**RECORDS SHOWN:**

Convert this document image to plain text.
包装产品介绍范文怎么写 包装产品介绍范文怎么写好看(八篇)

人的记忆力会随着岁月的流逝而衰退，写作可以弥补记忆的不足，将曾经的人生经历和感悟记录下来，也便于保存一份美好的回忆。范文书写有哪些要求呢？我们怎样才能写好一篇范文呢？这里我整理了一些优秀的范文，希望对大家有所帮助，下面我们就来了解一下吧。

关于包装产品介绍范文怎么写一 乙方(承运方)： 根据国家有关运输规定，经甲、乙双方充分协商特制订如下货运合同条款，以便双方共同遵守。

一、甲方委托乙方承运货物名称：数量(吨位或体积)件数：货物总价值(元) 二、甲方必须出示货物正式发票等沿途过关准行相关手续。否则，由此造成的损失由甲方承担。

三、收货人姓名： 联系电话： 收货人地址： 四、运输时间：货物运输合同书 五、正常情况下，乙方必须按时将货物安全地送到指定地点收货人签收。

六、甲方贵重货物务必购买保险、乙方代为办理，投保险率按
---
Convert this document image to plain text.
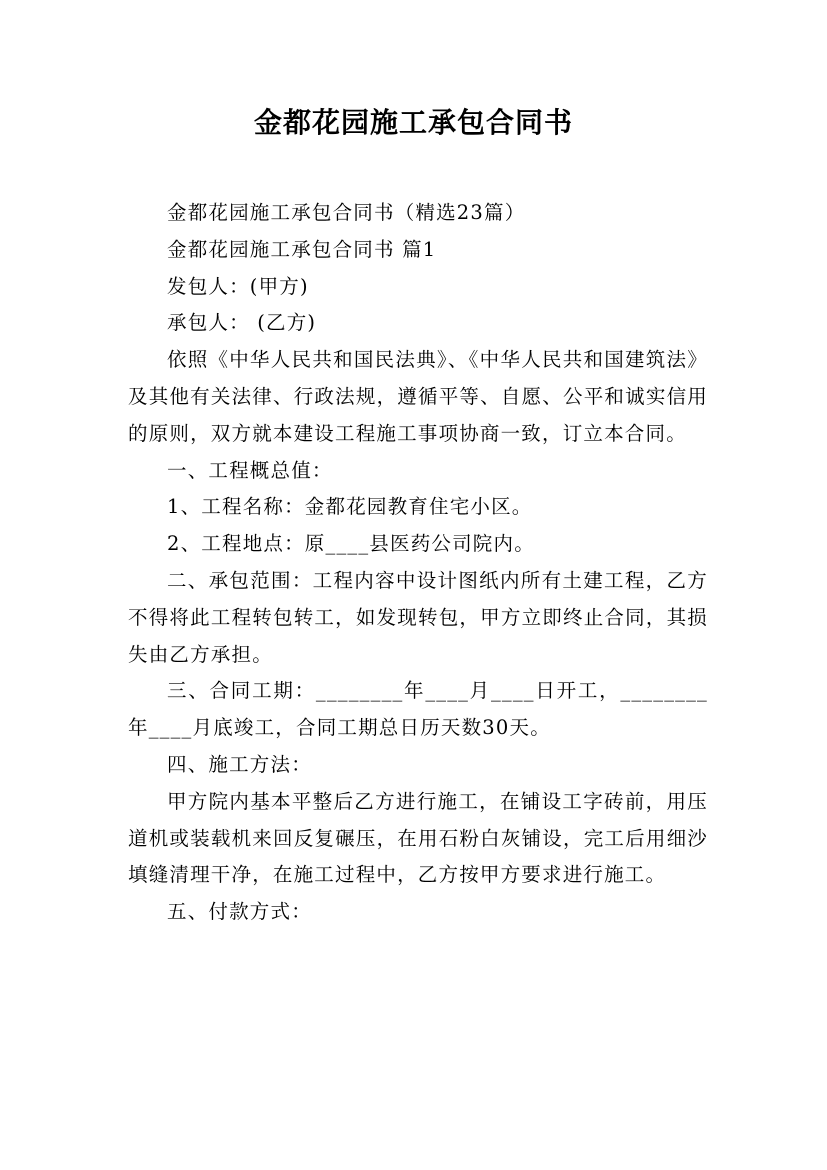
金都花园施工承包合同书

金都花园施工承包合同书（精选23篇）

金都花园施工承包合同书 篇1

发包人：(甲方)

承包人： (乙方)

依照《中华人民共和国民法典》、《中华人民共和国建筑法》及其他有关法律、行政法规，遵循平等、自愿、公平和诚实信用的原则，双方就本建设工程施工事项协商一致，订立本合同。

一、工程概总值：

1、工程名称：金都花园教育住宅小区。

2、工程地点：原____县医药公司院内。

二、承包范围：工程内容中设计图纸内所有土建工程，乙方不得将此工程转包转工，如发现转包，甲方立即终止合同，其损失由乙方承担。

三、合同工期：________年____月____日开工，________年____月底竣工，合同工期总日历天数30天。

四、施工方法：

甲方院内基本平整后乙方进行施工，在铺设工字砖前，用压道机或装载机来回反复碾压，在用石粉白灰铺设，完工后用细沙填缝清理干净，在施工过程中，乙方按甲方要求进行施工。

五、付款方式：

**GIVEN PROBLEM:** Gather each line in the entries above where the string "金都花园施工承包合同书" is found.

**COMPLETED TASK:**
金都花园施工承包合同书
金都花园施工承包合同书（精选23篇）
金都花园施工承包合同书 篇1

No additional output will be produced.